> [Given problem 1]:
Quote the passage of the Facebook and music post beginning with the words "What else is" and ending with "of social stuff...".
> [Given problem 2]:
Print the lines of the records from the line containing "Patent image size: (932, 790)." through the line containing "The second direction X is at (270, 217).", including both of those lines.

> [Text provided]:

-*-*-

What else is bubbling away in the darkened beanbags in Silicon Valley that is blending the Geek thinking with your average consumer of social stuff...
Facebook developers have been busy creating some great applications and platform developments, as they continue to rally to Mark Zuckerberg's vision of Facebook being the next pervasive platform. We already have social gaming and Farmville from Zynga and the ongoing debate, especially over here in the US with Privacy fears and concerns - allowing the ad revenue and potential to drive more targeted ads, as well as the stupidly tagged "F-Commerce" where we have retailers displaying their wares on Facebook stores - all accounts and feedback is that it's a nice touch but not really gaining the traction or conversion that the Facebook Marketing Team promised. 500million users maybe a great number to throw on a table to show the size of your web "worth" but it's not just about that - with the average Facebook user dropping in to update status, check in with friends, upload pictures... there is a disconnect to the f-commerce that just doesn't feel right - and the users are not converting on the Facebook platform, as they drive back to the main site for added security and comfort...
But I thought this was about music, I hear you cry - yes I'm getting to it!! One thing that Facebook has understood is the connection between music and people, especially 500million people, it connects us, divides us, unites us and drives debate and emotion. Zuckerberg has always publicly stated that Facebook is not about Music, web users have MySpace for that - but as MySpace officially gets ready for sale this week, users are dropping off the cliff, and last reports were that the once 250million strong community has dropped under the 100million mark now and ad revenue is going cheaper than most of Google's Ad Words.

-*-*-

> [Material for the task]:

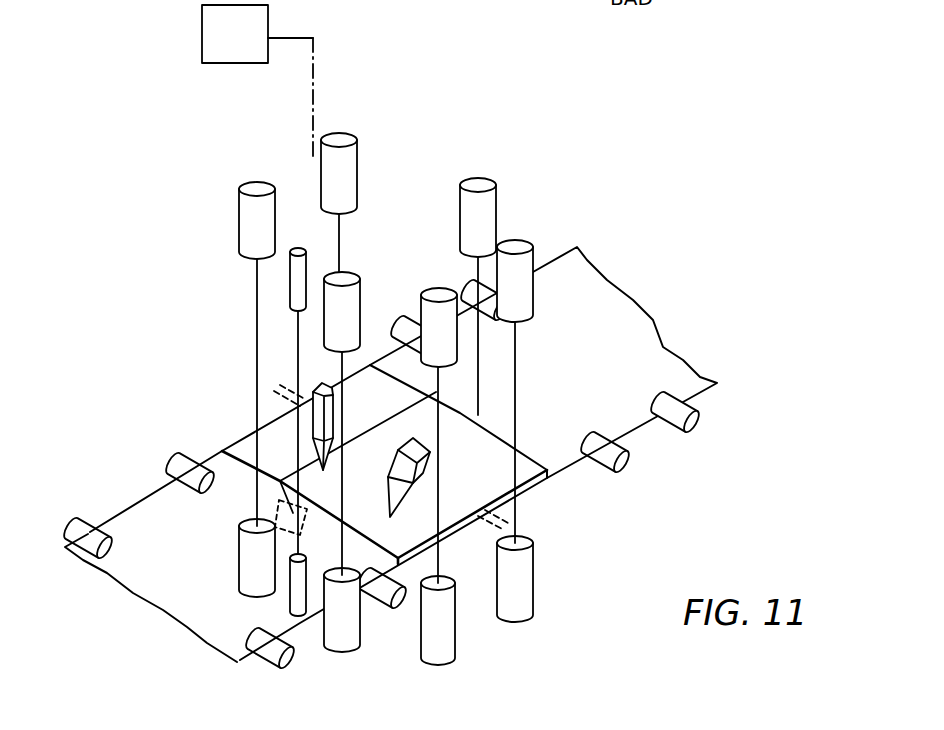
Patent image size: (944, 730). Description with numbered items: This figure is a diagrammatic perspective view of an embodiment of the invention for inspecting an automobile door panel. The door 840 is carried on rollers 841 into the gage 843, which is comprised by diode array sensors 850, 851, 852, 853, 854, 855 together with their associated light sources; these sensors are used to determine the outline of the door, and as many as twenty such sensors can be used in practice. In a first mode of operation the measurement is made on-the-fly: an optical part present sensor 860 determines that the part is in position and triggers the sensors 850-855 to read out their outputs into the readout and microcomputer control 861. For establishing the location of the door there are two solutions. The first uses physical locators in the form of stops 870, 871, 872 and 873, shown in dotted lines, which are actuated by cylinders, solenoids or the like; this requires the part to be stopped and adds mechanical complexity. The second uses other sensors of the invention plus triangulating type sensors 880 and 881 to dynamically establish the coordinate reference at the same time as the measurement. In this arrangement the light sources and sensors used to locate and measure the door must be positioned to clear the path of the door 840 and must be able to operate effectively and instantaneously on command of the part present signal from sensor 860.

The door 840 is at (545, 480).
The rollers 841 is at (690, 420).
The gage 843 is at (603, 172).
The diode array sensor 850 is at (250, 187).
The diode array sensor 851 is at (340, 137).
The diode array sensor 852 is at (348, 275).
The diode array sensor 853 is at (487, 182).
The diode array sensor 854 is at (438, 292).
The diode array sensor 855 is at (532, 248).
The optical part present sensor 860 is at (292, 254).
The readout and microcomputer control 861 is at (251, 45).
The stop 870 is at (275, 402).
The stop 871 is at (280, 508).
The stop 872 is at (495, 531).
The stop 873 is at (313, 537).
The triangulating sensor 880 is at (320, 385).
The triangulating sensor 881 is at (427, 471).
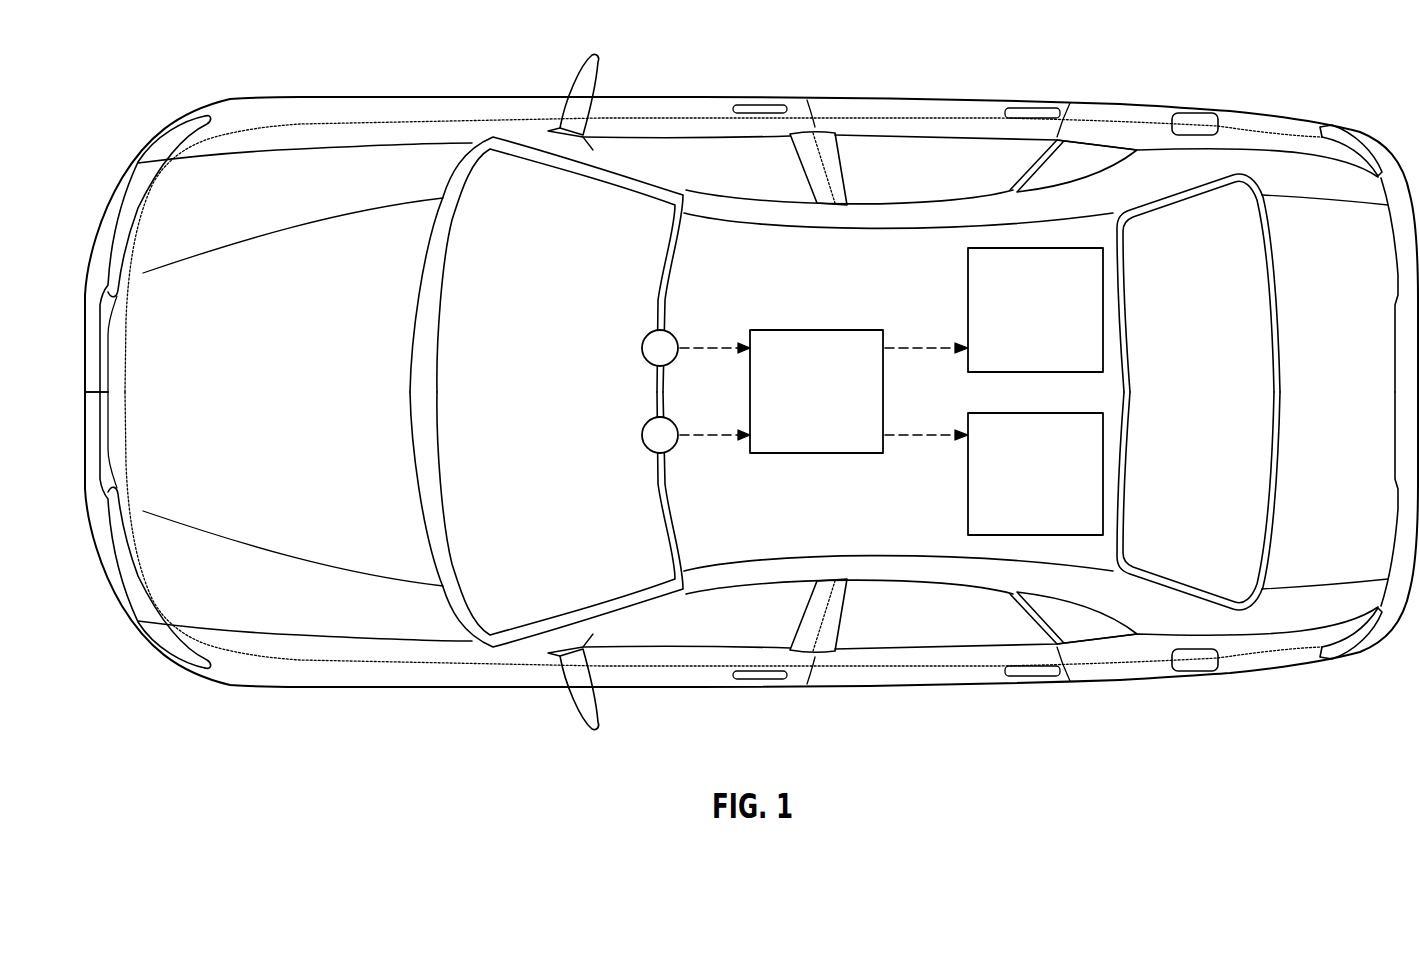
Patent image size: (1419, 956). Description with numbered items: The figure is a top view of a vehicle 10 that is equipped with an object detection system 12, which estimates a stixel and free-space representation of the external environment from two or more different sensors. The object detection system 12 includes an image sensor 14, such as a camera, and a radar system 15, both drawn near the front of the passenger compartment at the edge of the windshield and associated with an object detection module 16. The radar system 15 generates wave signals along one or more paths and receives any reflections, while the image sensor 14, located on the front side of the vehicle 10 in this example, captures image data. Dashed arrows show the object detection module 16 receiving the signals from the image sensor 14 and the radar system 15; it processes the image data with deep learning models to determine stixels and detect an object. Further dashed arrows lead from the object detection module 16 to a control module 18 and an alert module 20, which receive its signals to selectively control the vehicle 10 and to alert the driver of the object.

The vehicle 10 is at (381, 96).
The object detection system 12 is at (862, 303).
The image sensor 14 is at (641, 351).
The radar system 15 is at (641, 438).
The object detection module 16 is at (830, 405).
The control module 18 is at (1050, 324).
The alert module 20 is at (1050, 490).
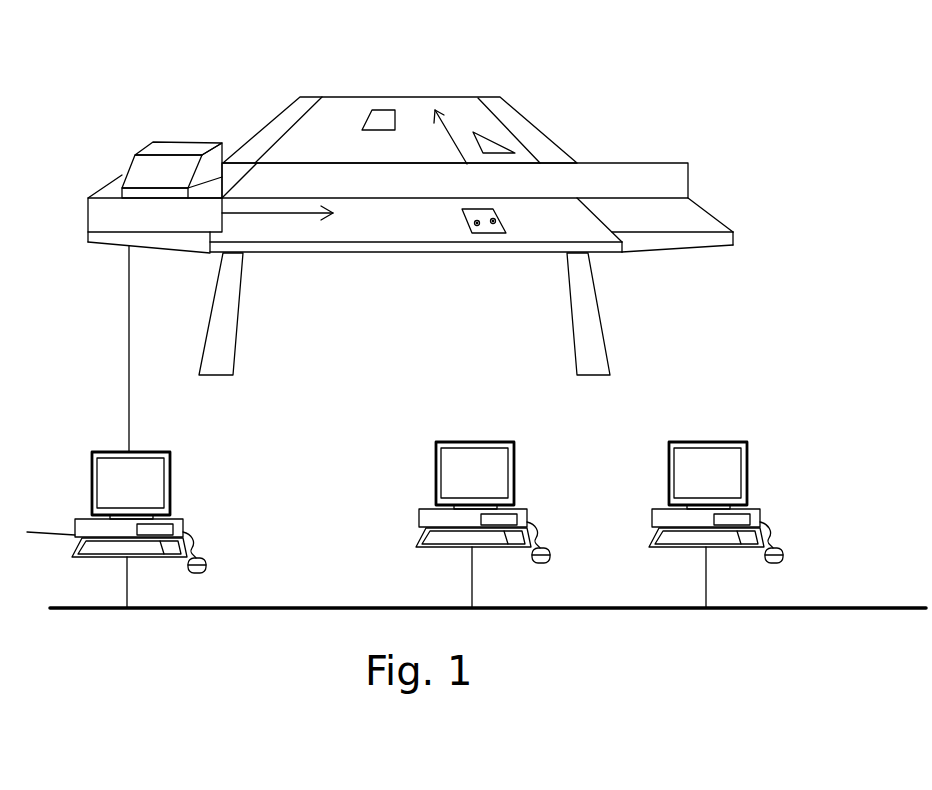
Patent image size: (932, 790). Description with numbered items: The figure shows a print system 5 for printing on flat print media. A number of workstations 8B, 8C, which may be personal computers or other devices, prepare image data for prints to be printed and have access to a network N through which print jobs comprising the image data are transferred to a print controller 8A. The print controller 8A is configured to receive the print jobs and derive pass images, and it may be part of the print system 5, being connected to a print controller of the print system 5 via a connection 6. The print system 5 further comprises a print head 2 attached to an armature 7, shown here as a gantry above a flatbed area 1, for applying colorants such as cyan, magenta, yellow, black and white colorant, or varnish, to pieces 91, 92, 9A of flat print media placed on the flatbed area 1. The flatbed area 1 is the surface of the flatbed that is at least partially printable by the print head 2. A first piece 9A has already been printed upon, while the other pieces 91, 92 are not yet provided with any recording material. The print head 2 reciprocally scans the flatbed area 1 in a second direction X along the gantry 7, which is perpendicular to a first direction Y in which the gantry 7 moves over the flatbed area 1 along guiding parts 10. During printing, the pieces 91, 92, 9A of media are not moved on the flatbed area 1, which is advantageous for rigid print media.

The flatbed area 1 is at (335, 140).
The print head 2 is at (145, 145).
The print system 5 is at (775, 254).
The connection 6 is at (130, 388).
The armature 7 is at (637, 176).
The print controller 8A is at (183, 525).
The workstation 8B is at (526, 515).
The workstation 8C is at (759, 516).
The first piece of media 9A is at (487, 233).
The guiding parts 10 is at (250, 155).
The piece of media 91 is at (485, 133).
The piece of media 92 is at (383, 114).
The network N is at (898, 607).
The second direction X is at (270, 217).
The first direction Y is at (452, 144).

-*-*-

> [Problem solution 1]:
What else is bubbling away in the darkened beanbags in Silicon Valley that is blending the Geek thinking with your average consumer of social stuff...

> [Problem solution 2]:
Patent image size: (932, 790). Description with numbered items: The figure shows a print system 5 for printing on flat print media. A number of workstations 8B, 8C, which may be personal computers or other devices, prepare image data for prints to be printed and have access to a network N through which print jobs comprising the image data are transferred to a print controller 8A. The print controller 8A is configured to receive the print jobs and derive pass images, and it may be part of the print system 5, being connected to a print controller of the print system 5 via a connection 6. The print system 5 further comprises a print head 2 attached to an armature 7, shown here as a gantry above a flatbed area 1, for applying colorants such as cyan, magenta, yellow, black and white colorant, or varnish, to pieces 91, 92, 9A of flat print media placed on the flatbed area 1. The flatbed area 1 is the surface of the flatbed that is at least partially printable by the print head 2. A first piece 9A has already been printed upon, while the other pieces 91, 92 are not yet provided with any recording material. The print head 2 reciprocally scans the flatbed area 1 in a second direction X along the gantry 7, which is perpendicular to a first direction Y in which the gantry 7 moves over the flatbed area 1 along guiding parts 10. During printing, the pieces 91, 92, 9A of media are not moved on the flatbed area 1, which is advantageous for rigid print media.

The flatbed area 1 is at (335, 140).
The print head 2 is at (145, 145).
The print system 5 is at (775, 254).
The connection 6 is at (130, 388).
The armature 7 is at (637, 176).
The print controller 8A is at (183, 525).
The workstation 8B is at (526, 515).
The workstation 8C is at (759, 516).
The first piece of media 9A is at (487, 233).
The guiding parts 10 is at (250, 155).
The piece of media 91 is at (485, 133).
The piece of media 92 is at (383, 114).
The network N is at (898, 607).
The second direction X is at (270, 217).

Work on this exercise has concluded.